What to do:
Starting at the line with "Type out the text in this image.", copy each line through the last one below exactly as written, without any pictures.

Data records:
╭──

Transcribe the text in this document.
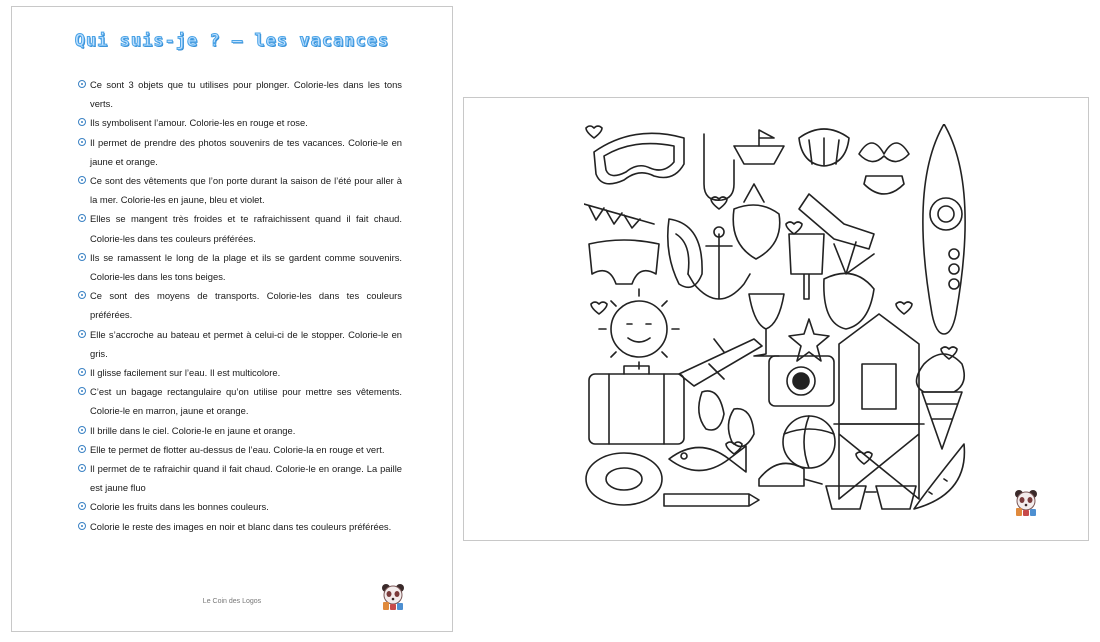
Qui suis-je ? – les vacances
Ce sont 3 objets que tu utilises pour plonger. Colorie-les dans les tons verts.
Ils symbolisent l’amour. Colorie-les en rouge et rose.
Il permet de prendre des photos souvenirs de tes vacances. Colorie-le en jaune et orange.
Ce sont des vêtements que l’on porte durant la saison de l’été pour aller à la mer. Colorie-les en jaune, bleu et violet.
Elles se mangent très froides et te rafraichissent quand il fait chaud. Colorie-les dans tes couleurs préférées.
Ils se ramassent le long de la plage et ils se gardent comme souvenirs. Colorie-les dans les tons beiges.
Ce sont des moyens de transports. Colorie-les dans tes couleurs préférées.
Elle s’accroche au bateau et permet à celui-ci de le stopper. Colorie-le en gris.
Il glisse facilement sur l’eau. Il est multicolore.
C’est un bagage rectangulaire qu’on utilise pour mettre ses vêtements. Colorie-le en marron, jaune et orange.
Il brille dans le ciel. Colorie-le en jaune et orange.
Elle te permet de flotter au-dessus de l’eau. Colorie-la en rouge et vert.
Il permet de te rafraichir quand il fait chaud. Colorie-le en orange. La paille est jaune fluo
Colorie les fruits dans les bonnes couleurs.
Colorie le reste des images en noir et blanc dans tes couleurs préférées.
Le Coin des Logos
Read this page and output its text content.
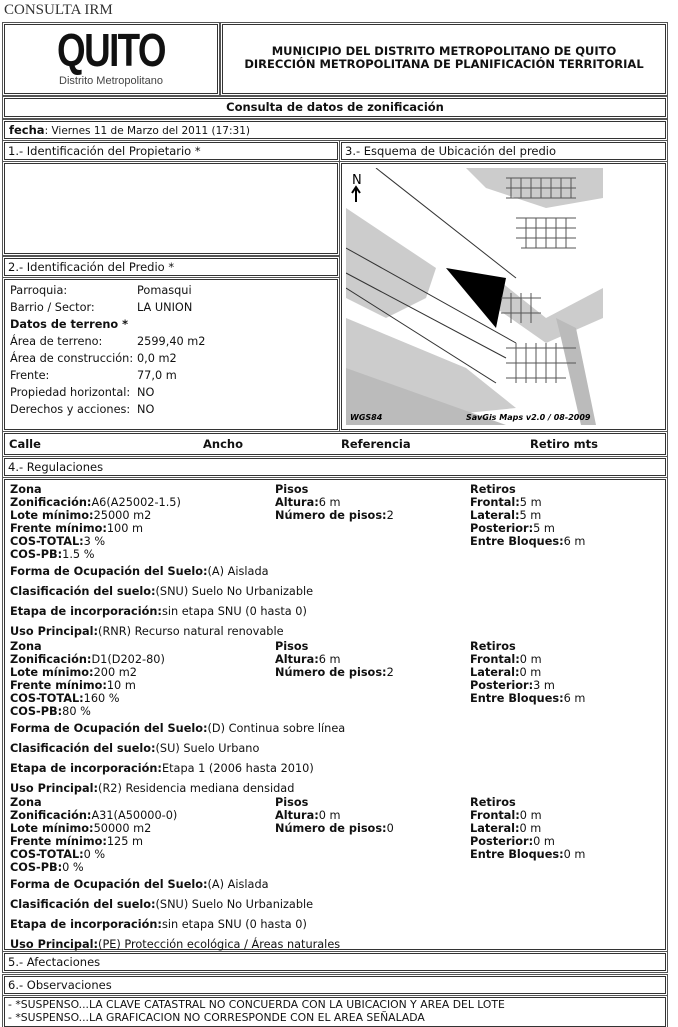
CONSULTA IRM
QUITO
Distrito Metropolitano
MUNICIPIO DEL DISTRITO METROPOLITANO DE QUITO
DIRECCIÓN METROPOLITANA DE PLANIFICACIÓN TERRITORIAL
Consulta de datos de zonificación
fecha: Viernes 11 de Marzo del 2011 (17:31)
1.- Identificación del Propietario *	3.- Esquema de Ubicación del predio
N
WGS84	SavGis Maps v2.0 / 08-2009
2.- Identificación del Predio *
Parroquia:	Pomasqui
Barrio / Sector:	LA UNION
Datos de terreno *
Área de terreno:	2599,40 m2
Área de construcción: 0,0 m2
Frente:	77,0 m
Propiedad horizontal: NO
Derechos y acciones: NO
Calle	Ancho	Referencia	Retiro mts
4.- Regulaciones
Zona
Zonificación:A6(A25002-1.5)
Lote mínimo:25000 m2
Frente mínimo:100 m
COS-TOTAL:3 %
COS-PB:1.5 %
Pisos
Altura:6 m
Número de pisos:2
Retiros
Frontal:5 m
Lateral:5 m
Posterior:5 m
Entre Bloques:6 m
Forma de Ocupación del Suelo:(A) Aislada
Clasificación del suelo:(SNU) Suelo No Urbanizable
Etapa de incorporación:sin etapa SNU (0 hasta 0)
Uso Principal:(RNR) Recurso natural renovable
Zona
Zonificación:D1(D202-80)
Lote mínimo:200 m2
Frente mínimo:10 m
COS-TOTAL:160 %
COS-PB:80 %
Pisos
Altura:6 m
Número de pisos:2
Retiros
Frontal:0 m
Lateral:0 m
Posterior:3 m
Entre Bloques:6 m
Forma de Ocupación del Suelo:(D) Continua sobre línea
Clasificación del suelo:(SU) Suelo Urbano
Etapa de incorporación:Etapa 1 (2006 hasta 2010)
Uso Principal:(R2) Residencia mediana densidad
Zona
Zonificación:A31(A50000-0)
Lote mínimo:50000 m2
Frente mínimo:125 m
COS-TOTAL:0 %
COS-PB:0 %
Pisos
Altura:0 m
Número de pisos:0
Retiros
Frontal:0 m
Lateral:0 m
Posterior:0 m
Entre Bloques:0 m
Forma de Ocupación del Suelo:(A) Aislada
Clasificación del suelo:(SNU) Suelo No Urbanizable
Etapa de incorporación:sin etapa SNU (0 hasta 0)
Uso Principal:(PE) Protección ecológica / Áreas naturales
5.- Afectaciones
6.- Observaciones
- *SUSPENSO...LA CLAVE CATASTRAL NO CONCUERDA CON LA UBICACION Y AREA DEL LOTE
- *SUSPENSO...LA GRAFICACION NO CORRESPONDE CON EL AREA SEÑALADA
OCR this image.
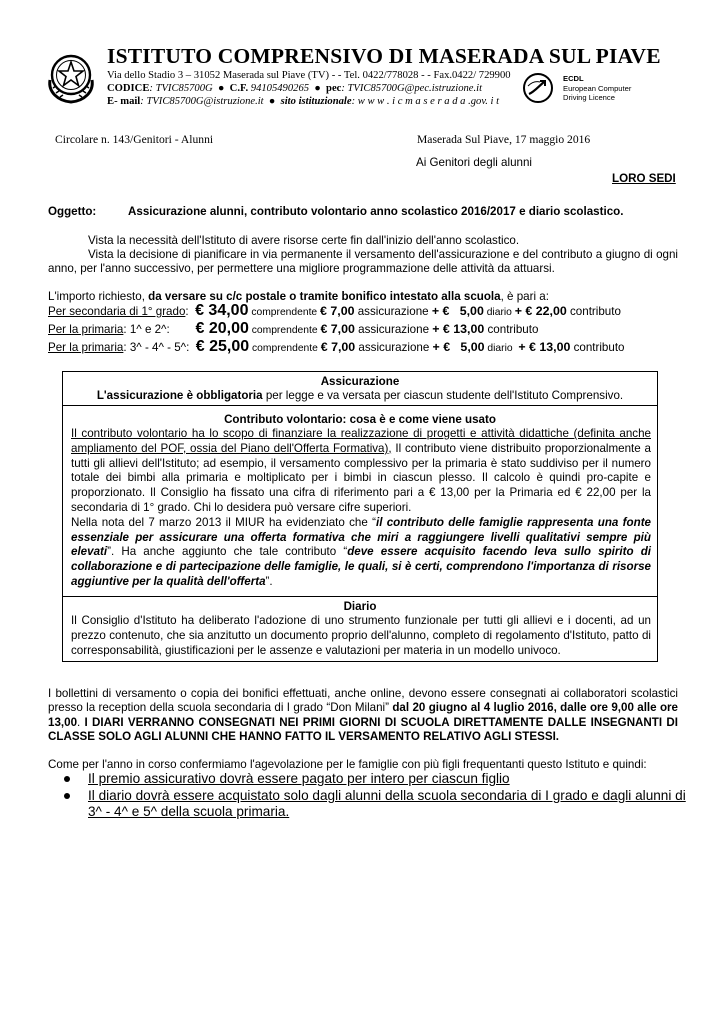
ISTITUTO COMPRENSIVO DI MASERADA SUL PIAVE
Via dello Stadio 3 – 31052 Maserada sul Piave (TV) - - Tel. 0422/778028 - - Fax.0422/ 729900
CODICE: TVIC85700G  ●  C.F. 94105490265  ●  pec: TVIC85700G@pec.istruzione.it
E- mail: TVIC85700G@istruzione.it  ●  sito istituzionale: w w w . i c m a s e r a d a .gov. i t
ECDL
European Computer
Driving Licence
Circolare n. 143/Genitori - Alunni	Maserada Sul Piave, 17 maggio 2016
Ai Genitori degli alunni
LORO SEDI
Oggetto:	Assicurazione alunni, contributo volontario anno scolastico 2016/2017 e diario scolastico.
Vista la necessità dell'Istituto di avere risorse certe fin dall'inizio dell'anno scolastico.
Vista la decisione di pianificare in via permanente il versamento dell'assicurazione e del contributo a giugno di ogni anno, per l'anno successivo, per permettere una migliore programmazione delle attività da attuarsi.
L'importo richiesto, da versare su c/c postale o tramite bonifico intestato alla scuola, è pari a:
Per secondaria di 1° grado:  € 34,00 comprendente € 7,00 assicurazione + €   5,00 diario + € 22,00 contributo
Per la primaria: 1^ e 2^:        € 20,00 comprendente € 7,00 assicurazione + € 13,00 contributo
Per la primaria: 3^ - 4^ - 5^:  € 25,00 comprendente € 7,00 assicurazione + €   5,00 diario  + € 13,00 contributo
Assicurazione
L'assicurazione è obbligatoria per legge e va versata per ciascun studente dell'Istituto Comprensivo.
Contributo volontario: cosa è e come viene usato
Il contributo volontario ha lo scopo di finanziare la realizzazione di progetti e attività didattiche (definita anche ampliamento del POF, ossia del Piano dell'Offerta Formativa), Il contributo viene distribuito proporzionalmente a tutti gli allievi dell'Istituto; ad esempio, il versamento complessivo per la primaria è stato suddiviso per il numero totale dei bimbi alla primaria e moltiplicato per i bimbi in ciascun plesso. Il calcolo è quindi pro-capite e proporzionato. Il Consiglio ha fissato una cifra di riferimento pari a € 13,00 per la Primaria ed € 22,00 per la secondaria di 1° grado. Chi lo desidera può versare cifre superiori.
Nella nota del 7 marzo 2013 il MIUR ha evidenziato che “il contributo delle famiglie rappresenta una fonte essenziale per assicurare una offerta formativa che miri a raggiungere livelli qualitativi sempre più elevati”. Ha anche aggiunto che tale contributo “deve essere acquisito facendo leva sullo spirito di collaborazione e di partecipazione delle famiglie, le quali, si è certi, comprendono l'importanza di risorse aggiuntive per la qualità dell'offerta”.
Diario
Il Consiglio d'Istituto ha deliberato l'adozione di uno strumento funzionale per tutti gli allievi e i docenti, ad un prezzo contenuto, che sia anzitutto un documento proprio dell'alunno, completo di regolamento d'Istituto, patto di corresponsabilità, giustificazioni per le assenze e valutazioni per materia in un modello univoco.
I bollettini di versamento o copia dei bonifici effettuati, anche online, devono essere consegnati ai collaboratori scolastici presso la reception della scuola secondaria di I grado “Don Milani” dal 20 giugno al 4 luglio 2016, dalle ore 9,00 alle ore 13,00. I DIARI VERRANNO CONSEGNATI NEI PRIMI GIORNI DI SCUOLA DIRETTAMENTE DALLE INSEGNANTI DI CLASSE SOLO AGLI ALUNNI CHE HANNO FATTO IL VERSAMENTO RELATIVO AGLI STESSI.
Come per l'anno in corso confermiamo l'agevolazione per le famiglie con più figli frequentanti questo Istituto e quindi:
Il premio assicurativo dovrà essere pagato per intero per ciascun figlio
Il diario dovrà essere acquistato solo dagli alunni della scuola secondaria di I grado e dagli alunni di
3^ - 4^ e 5^ della scuola primaria.
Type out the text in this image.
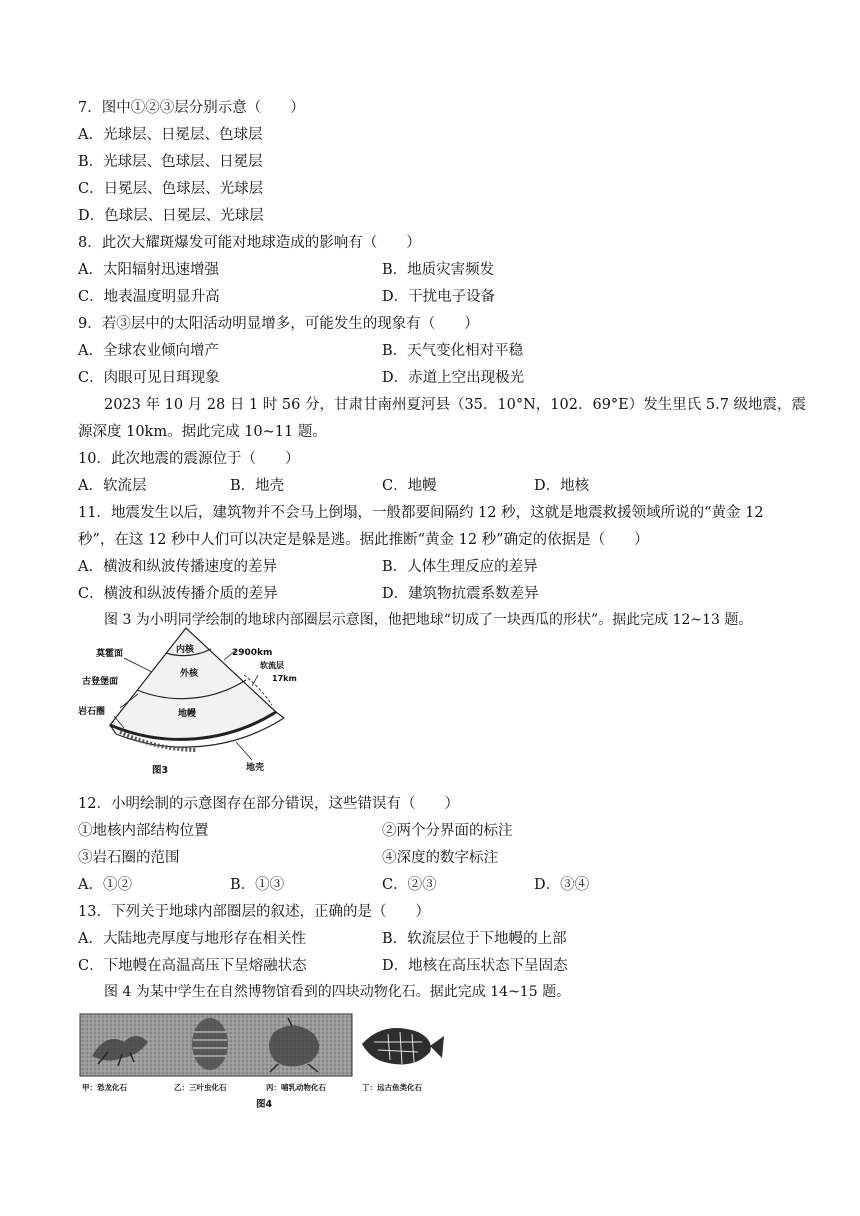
7．图中①②③层分别示意（　　）
A．光球层、日冕层、色球层
B．光球层、色球层、日冕层
C．日冕层、色球层、光球层
D．色球层、日冕层、光球层
8．此次大耀斑爆发可能对地球造成的影响有（　　）
A．太阳辐射迅速增强	B．地质灾害频发
C．地表温度明显升高	D．干扰电子设备
9．若③层中的太阳活动明显增多，可能发生的现象有（　　）
A．全球农业倾向增产	B．天气变化相对平稳
C．肉眼可见日珥现象	D．赤道上空出现极光
2023 年 10 月 28 日 1 时 56 分，甘肃甘南州夏河县（35．10°N，102．69°E）发生里氏 5.7 级地震，震
源深度 10km。据此完成 10~11 题。
10．此次地震的震源位于（　　）
A．软流层	B．地壳	C．地幔	D．地核
11．地震发生以后，建筑物并不会马上倒塌，一般都要间隔约 12 秒，这就是地震救援领域所说的“黄金 12
秒”，在这 12 秒中人们可以决定是躲是逃。据此推断“黄金 12 秒”确定的依据是（　　）
A．横波和纵波传播速度的差异	B．人体生理反应的差异
C．横波和纵波传播介质的差异	D．建筑物抗震系数差异
图 3 为小明同学绘制的地球内部圈层示意图，他把地球“切成了一块西瓜的形状”。据此完成 12~13 题。
内核
莫霍面	2900km
软流层
外核	17km
古登堡面
岩石圈	地幔
地壳
图3
12．小明绘制的示意图存在部分错误，这些错误有（　　）
①地核内部结构位置	②两个分界面的标注
③岩石圈的范围	④深度的数字标注
A．①②	B．①③	C．②③	D．③④
13．下列关于地球内部圈层的叙述，正确的是（　　）
A．大陆地壳厚度与地形存在相关性	B．软流层位于下地幔的上部
C．下地幔在高温高压下呈熔融状态	D．地核在高压状态下呈固态
图 4 为某中学生在自然博物馆看到的四块动物化石。据此完成 14~15 题。
甲：恐龙化石	乙：三叶虫化石	丙：哺乳动物化石	丁：远古鱼类化石
图4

╰──

Result for this task:
Type out the text in this image.
7．图中①②③层分别示意（　　）
A．光球层、日冕层、色球层
B．光球层、色球层、日冕层
C．日冕层、色球层、光球层
D．色球层、日冕层、光球层
8．此次大耀斑爆发可能对地球造成的影响有（　　）
A．太阳辐射迅速增强	B．地质灾害频发
C．地表温度明显升高	D．干扰电子设备
9．若③层中的太阳活动明显增多，可能发生的现象有（　　）
A．全球农业倾向增产	B．天气变化相对平稳
C．肉眼可见日珥现象	D．赤道上空出现极光
2023 年 10 月 28 日 1 时 56 分，甘肃甘南州夏河县（35．10°N，102．69°E）发生里氏 5.7 级地震，震
源深度 10km。据此完成 10~11 题。
10．此次地震的震源位于（　　）
A．软流层	B．地壳	C．地幔	D．地核
11．地震发生以后，建筑物并不会马上倒塌，一般都要间隔约 12 秒，这就是地震救援领域所说的“黄金 12
秒”，在这 12 秒中人们可以决定是躲是逃。据此推断“黄金 12 秒”确定的依据是（　　）
A．横波和纵波传播速度的差异	B．人体生理反应的差异
C．横波和纵波传播介质的差异	D．建筑物抗震系数差异
图 3 为小明同学绘制的地球内部圈层示意图，他把地球“切成了一块西瓜的形状”。据此完成 12~13 题。
内核
莫霍面	2900km
软流层
外核	17km
古登堡面
岩石圈	地幔
地壳
图3
12．小明绘制的示意图存在部分错误，这些错误有（　　）
①地核内部结构位置	②两个分界面的标注
③岩石圈的范围	④深度的数字标注
A．①②	B．①③	C．②③	D．③④
13．下列关于地球内部圈层的叙述，正确的是（　　）
A．大陆地壳厚度与地形存在相关性	B．软流层位于下地幔的上部
C．下地幔在高温高压下呈熔融状态	D．地核在高压状态下呈固态
图 4 为某中学生在自然博物馆看到的四块动物化石。据此完成 14~15 题。
甲：恐龙化石	乙：三叶虫化石	丙：哺乳动物化石	丁：远古鱼类化石
图4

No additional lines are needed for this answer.